┌──

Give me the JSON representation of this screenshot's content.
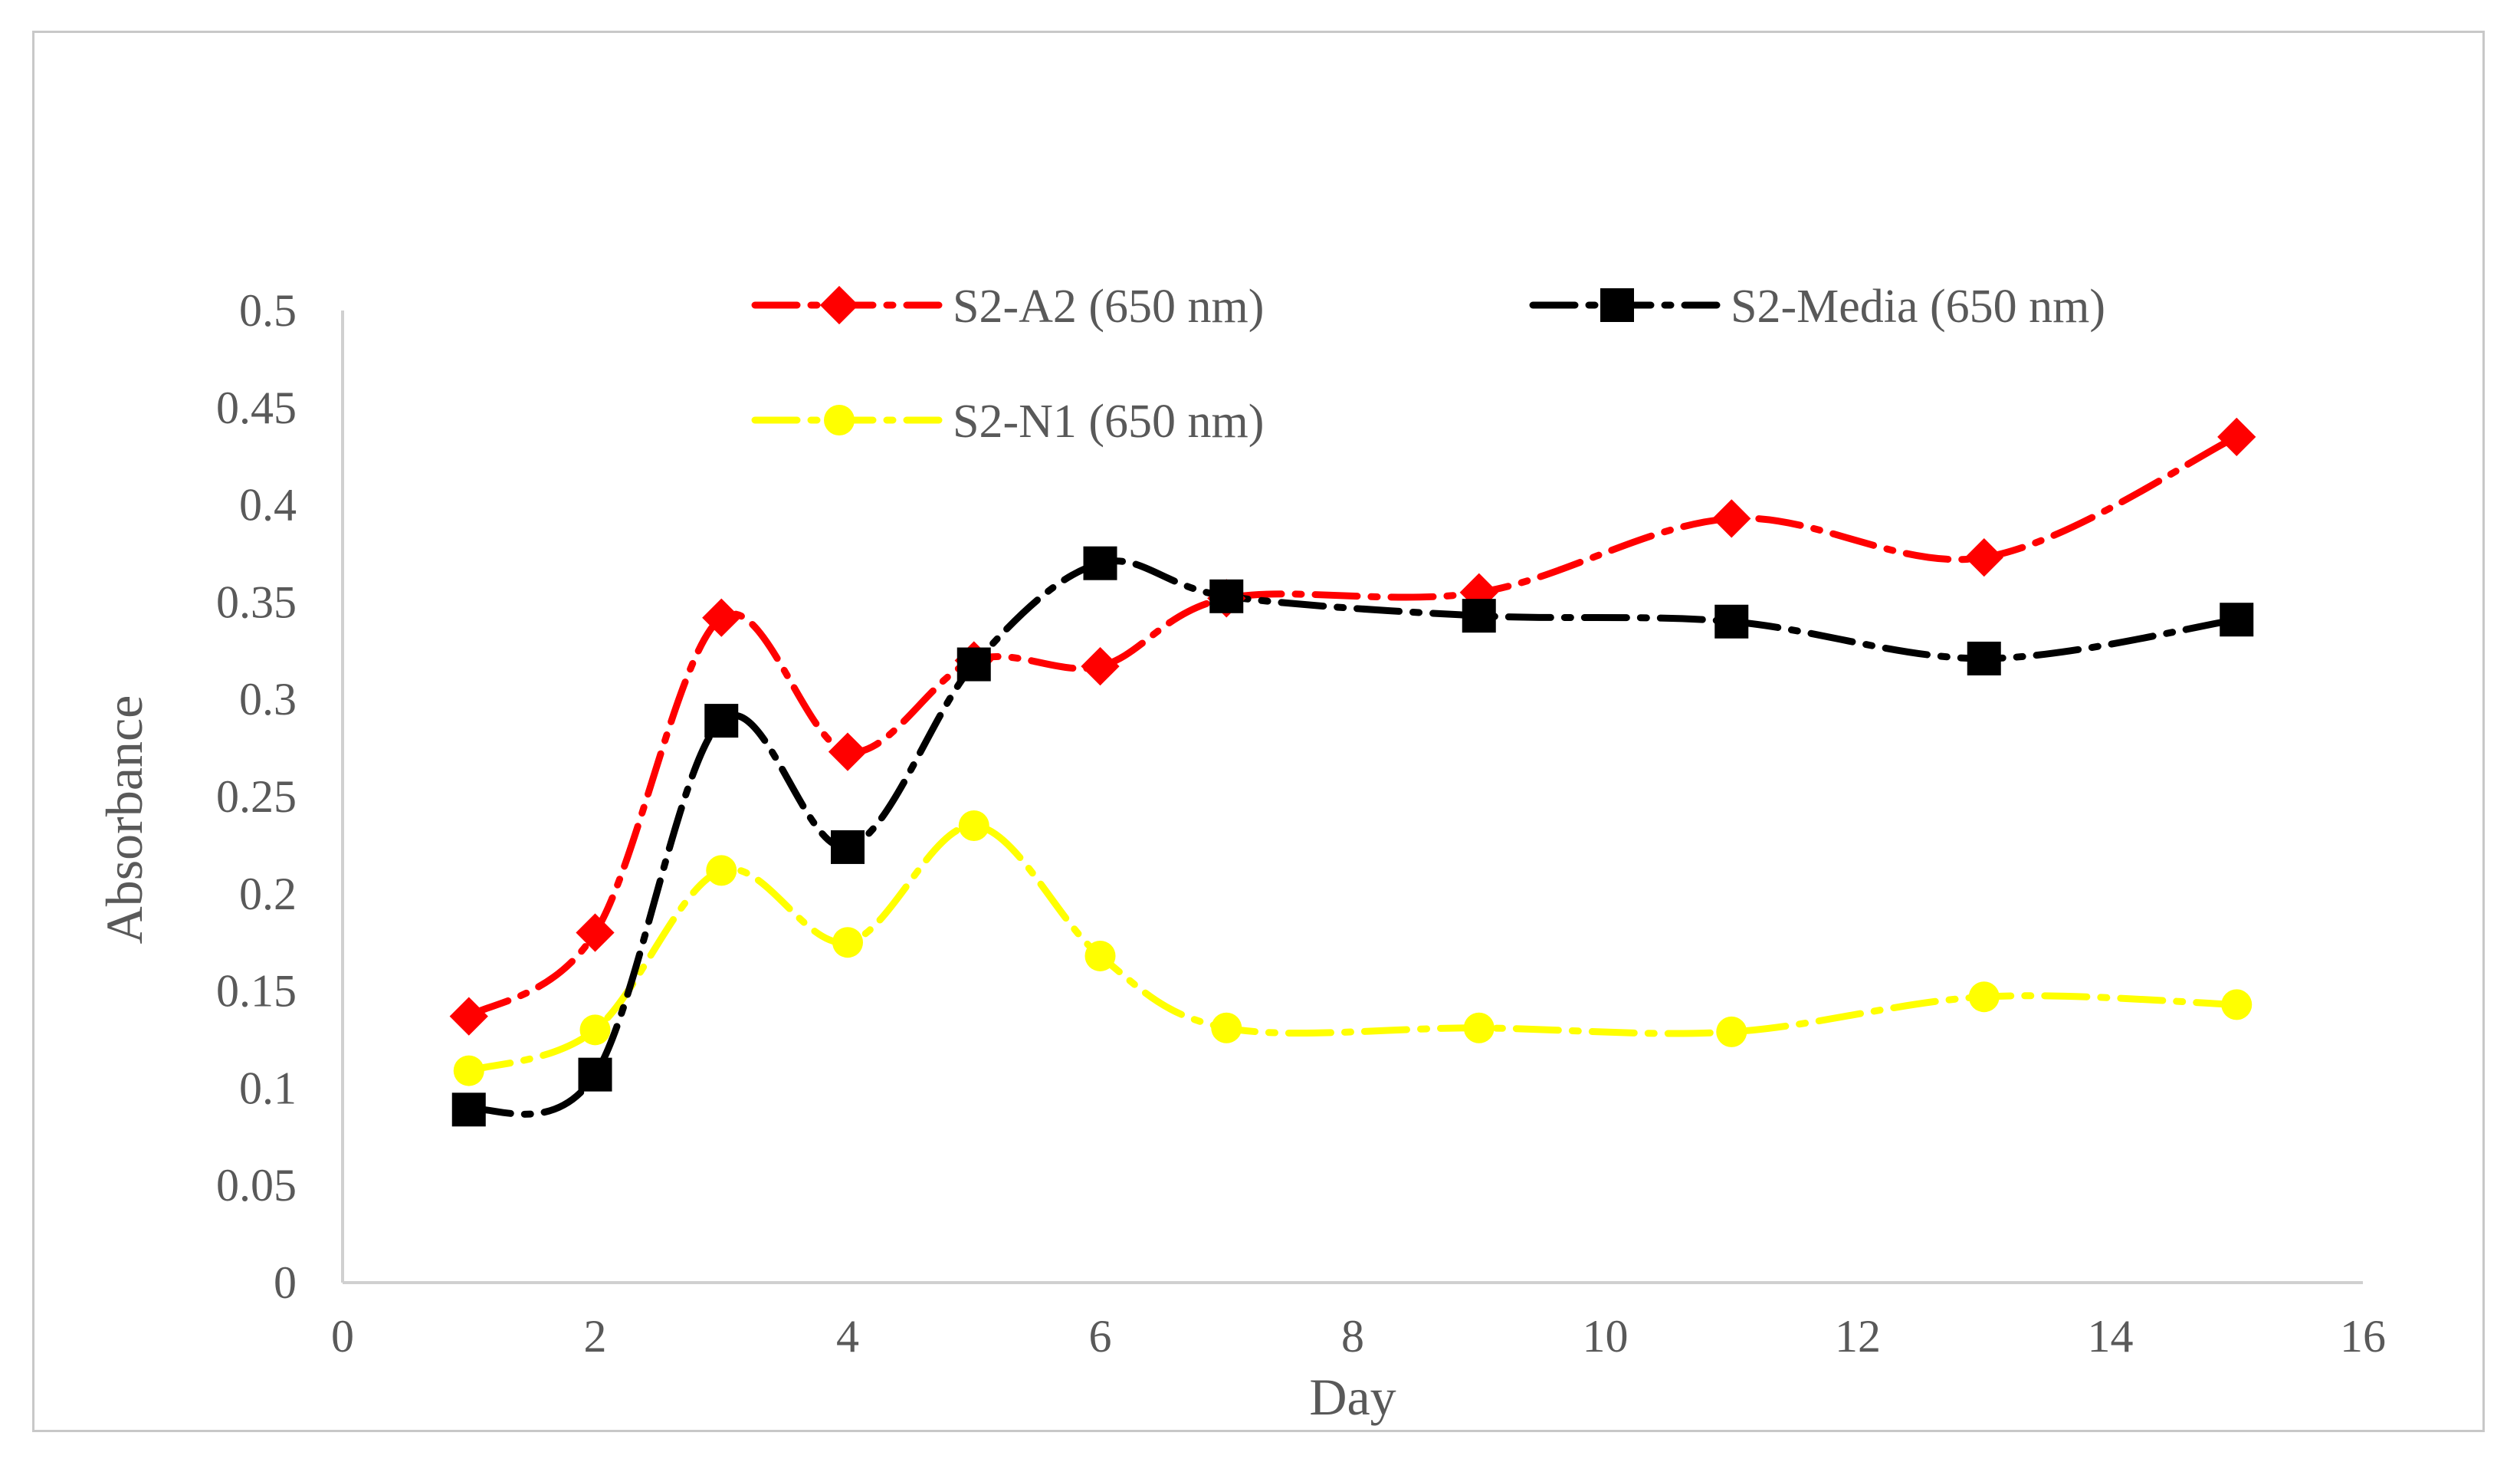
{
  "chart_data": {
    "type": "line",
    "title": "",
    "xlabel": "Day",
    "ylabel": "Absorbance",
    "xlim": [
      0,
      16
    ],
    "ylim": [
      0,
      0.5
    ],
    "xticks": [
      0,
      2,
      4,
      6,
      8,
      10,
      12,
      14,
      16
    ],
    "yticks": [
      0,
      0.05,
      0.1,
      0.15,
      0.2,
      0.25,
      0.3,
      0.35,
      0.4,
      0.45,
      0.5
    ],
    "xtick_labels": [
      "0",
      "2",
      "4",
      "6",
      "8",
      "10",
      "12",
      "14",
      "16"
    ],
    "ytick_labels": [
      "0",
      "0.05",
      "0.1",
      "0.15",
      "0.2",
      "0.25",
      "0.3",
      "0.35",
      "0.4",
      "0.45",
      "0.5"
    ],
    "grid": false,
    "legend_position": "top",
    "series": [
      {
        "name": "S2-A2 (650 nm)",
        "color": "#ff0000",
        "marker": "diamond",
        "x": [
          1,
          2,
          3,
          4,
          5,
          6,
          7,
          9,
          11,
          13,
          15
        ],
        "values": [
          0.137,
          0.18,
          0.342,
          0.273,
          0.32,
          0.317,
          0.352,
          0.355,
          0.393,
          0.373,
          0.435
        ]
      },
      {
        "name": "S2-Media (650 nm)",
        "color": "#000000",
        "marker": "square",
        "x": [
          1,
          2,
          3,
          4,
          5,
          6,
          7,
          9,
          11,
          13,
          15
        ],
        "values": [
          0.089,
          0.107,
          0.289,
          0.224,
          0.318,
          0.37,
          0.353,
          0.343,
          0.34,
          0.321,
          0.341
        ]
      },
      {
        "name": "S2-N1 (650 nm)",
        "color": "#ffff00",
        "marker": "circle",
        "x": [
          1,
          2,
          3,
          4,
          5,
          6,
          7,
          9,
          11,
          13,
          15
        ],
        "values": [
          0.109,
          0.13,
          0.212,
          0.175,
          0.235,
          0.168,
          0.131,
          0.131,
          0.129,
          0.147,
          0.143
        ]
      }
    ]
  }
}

└──
┌──

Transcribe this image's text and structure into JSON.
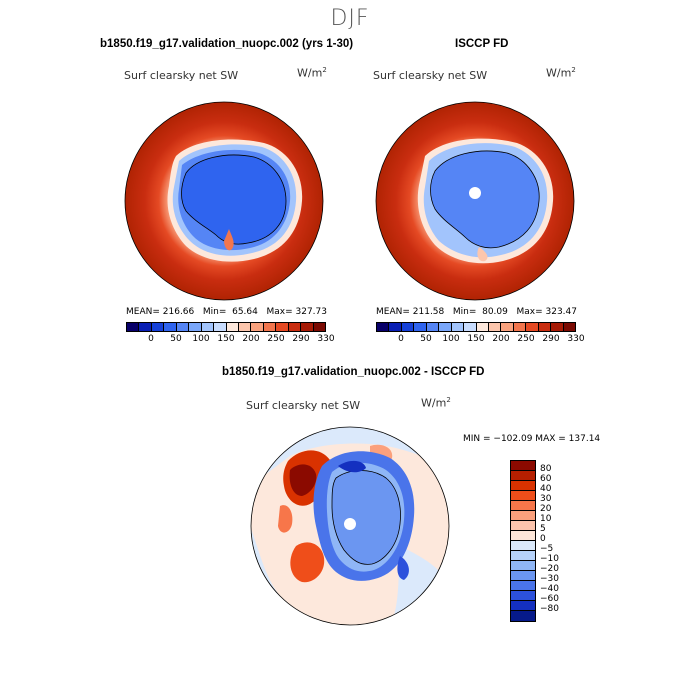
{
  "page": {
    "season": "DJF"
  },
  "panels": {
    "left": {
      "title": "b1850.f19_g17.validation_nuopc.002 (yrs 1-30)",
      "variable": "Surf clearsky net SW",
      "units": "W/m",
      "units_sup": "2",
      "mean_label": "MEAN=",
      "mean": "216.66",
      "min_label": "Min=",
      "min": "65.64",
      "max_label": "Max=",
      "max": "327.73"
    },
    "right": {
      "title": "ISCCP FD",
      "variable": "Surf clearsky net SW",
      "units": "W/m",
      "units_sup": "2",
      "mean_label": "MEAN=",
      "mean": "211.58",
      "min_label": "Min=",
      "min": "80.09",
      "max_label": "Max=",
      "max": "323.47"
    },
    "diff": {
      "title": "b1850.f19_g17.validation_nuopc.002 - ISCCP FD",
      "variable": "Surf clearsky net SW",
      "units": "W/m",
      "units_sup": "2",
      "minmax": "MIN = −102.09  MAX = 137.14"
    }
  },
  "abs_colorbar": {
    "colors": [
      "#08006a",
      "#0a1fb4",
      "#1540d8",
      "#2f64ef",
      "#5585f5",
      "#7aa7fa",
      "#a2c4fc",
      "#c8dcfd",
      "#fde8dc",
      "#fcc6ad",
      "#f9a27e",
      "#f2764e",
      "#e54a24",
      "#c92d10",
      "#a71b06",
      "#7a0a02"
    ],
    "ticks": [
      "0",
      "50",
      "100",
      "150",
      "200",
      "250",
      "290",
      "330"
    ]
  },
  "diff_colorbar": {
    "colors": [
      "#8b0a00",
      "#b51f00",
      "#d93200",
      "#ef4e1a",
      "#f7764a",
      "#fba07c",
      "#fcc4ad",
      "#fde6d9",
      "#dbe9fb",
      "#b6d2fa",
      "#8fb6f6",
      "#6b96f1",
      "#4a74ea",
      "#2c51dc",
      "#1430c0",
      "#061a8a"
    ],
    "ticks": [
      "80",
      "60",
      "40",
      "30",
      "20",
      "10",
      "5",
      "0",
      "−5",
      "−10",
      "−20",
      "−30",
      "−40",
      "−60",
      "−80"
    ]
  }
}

└──
┌──

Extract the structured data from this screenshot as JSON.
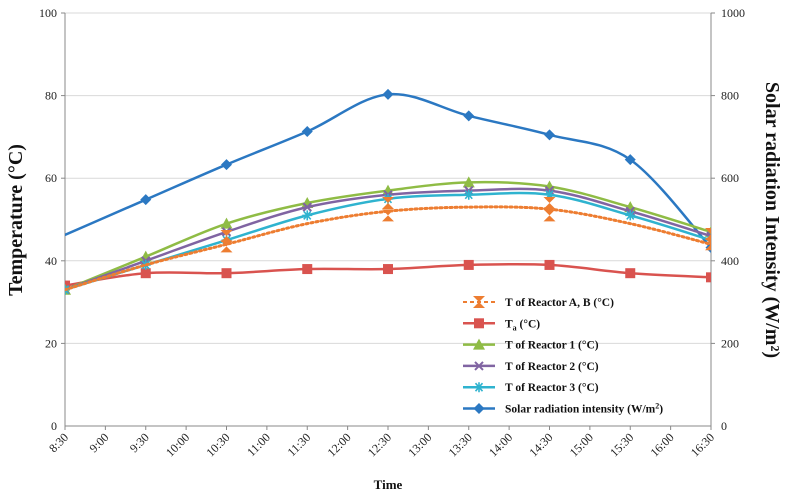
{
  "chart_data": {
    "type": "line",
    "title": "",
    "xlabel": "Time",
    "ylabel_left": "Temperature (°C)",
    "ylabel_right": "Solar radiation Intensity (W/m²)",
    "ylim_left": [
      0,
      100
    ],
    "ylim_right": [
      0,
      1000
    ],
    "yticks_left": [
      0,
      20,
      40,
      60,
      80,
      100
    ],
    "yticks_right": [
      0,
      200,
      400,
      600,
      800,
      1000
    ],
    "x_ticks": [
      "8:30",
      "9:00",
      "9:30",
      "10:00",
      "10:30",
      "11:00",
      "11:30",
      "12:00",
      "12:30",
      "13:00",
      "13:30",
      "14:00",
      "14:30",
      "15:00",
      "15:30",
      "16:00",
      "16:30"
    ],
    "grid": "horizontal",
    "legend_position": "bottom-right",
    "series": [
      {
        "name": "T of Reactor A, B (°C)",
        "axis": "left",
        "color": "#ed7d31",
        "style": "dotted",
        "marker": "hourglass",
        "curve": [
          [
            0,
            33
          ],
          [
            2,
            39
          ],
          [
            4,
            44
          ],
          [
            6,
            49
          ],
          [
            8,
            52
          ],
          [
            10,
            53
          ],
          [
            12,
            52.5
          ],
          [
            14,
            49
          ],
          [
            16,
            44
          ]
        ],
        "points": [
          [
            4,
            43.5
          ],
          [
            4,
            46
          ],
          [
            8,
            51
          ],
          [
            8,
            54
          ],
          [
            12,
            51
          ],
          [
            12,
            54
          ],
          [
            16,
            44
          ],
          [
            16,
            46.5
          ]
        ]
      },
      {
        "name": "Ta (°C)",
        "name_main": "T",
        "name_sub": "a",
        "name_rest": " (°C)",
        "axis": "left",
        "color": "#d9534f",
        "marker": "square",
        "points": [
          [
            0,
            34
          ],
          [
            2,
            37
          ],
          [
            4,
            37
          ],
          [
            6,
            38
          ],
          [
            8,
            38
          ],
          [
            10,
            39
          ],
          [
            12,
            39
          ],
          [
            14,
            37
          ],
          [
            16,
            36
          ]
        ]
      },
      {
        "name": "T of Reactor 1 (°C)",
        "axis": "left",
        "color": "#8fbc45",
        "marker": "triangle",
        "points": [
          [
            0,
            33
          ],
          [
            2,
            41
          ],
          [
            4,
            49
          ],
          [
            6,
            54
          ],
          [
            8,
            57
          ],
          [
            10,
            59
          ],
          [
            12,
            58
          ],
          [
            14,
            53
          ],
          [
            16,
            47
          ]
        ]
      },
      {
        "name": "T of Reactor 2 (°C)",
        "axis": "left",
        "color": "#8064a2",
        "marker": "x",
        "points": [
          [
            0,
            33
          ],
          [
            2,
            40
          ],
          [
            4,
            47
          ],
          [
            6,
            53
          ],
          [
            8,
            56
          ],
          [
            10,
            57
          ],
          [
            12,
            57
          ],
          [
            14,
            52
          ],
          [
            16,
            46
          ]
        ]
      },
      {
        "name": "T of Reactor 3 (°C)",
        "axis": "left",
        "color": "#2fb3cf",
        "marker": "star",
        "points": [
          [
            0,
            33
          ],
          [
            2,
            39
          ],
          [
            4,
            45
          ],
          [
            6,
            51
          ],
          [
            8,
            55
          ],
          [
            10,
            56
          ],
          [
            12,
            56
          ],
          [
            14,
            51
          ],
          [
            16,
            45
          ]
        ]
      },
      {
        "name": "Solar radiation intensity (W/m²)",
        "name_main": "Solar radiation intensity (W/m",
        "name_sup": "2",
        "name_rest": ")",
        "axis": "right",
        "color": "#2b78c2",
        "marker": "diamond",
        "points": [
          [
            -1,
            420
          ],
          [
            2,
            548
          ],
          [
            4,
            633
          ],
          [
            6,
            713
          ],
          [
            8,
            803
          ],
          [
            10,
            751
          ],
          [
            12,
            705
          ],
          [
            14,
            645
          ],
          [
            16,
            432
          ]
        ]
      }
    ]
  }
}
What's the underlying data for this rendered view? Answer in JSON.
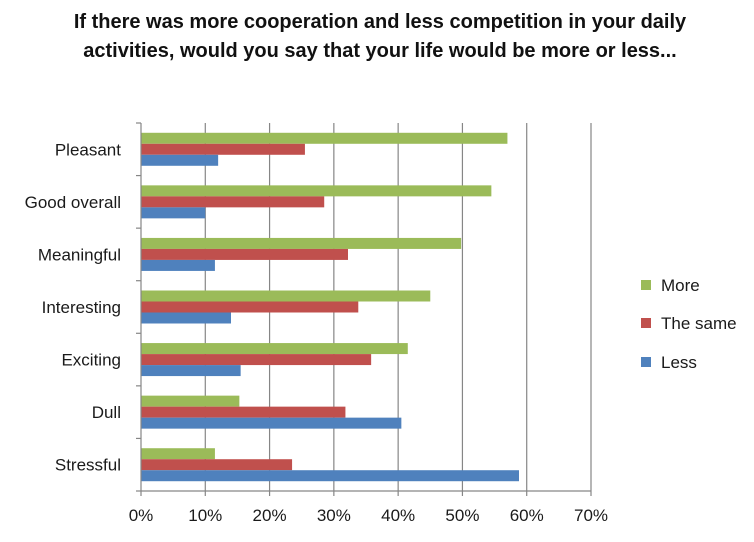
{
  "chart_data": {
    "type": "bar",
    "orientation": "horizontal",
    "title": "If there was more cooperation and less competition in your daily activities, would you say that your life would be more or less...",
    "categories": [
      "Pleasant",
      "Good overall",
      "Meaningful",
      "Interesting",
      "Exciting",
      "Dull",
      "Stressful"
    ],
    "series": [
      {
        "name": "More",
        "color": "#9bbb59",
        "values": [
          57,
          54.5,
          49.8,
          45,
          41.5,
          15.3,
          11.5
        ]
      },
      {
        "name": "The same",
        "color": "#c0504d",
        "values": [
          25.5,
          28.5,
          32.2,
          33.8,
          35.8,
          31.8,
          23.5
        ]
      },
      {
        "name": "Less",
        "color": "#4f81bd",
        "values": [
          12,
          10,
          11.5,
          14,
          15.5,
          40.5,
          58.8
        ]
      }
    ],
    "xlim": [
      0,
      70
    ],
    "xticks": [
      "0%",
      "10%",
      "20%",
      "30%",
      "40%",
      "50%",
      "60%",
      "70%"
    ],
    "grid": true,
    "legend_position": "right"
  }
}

└──

**Exercise instructions**. Select, from the listing, all lines that include the word "JSON".

**Output for this exercise**.
Give me the JSON representation of this screenshot's content.
Transcribe this image's text and structure into JSON.
Extract the structured data from this screenshot as JSON.
What's the underlying data for this rendered view? Answer in JSON.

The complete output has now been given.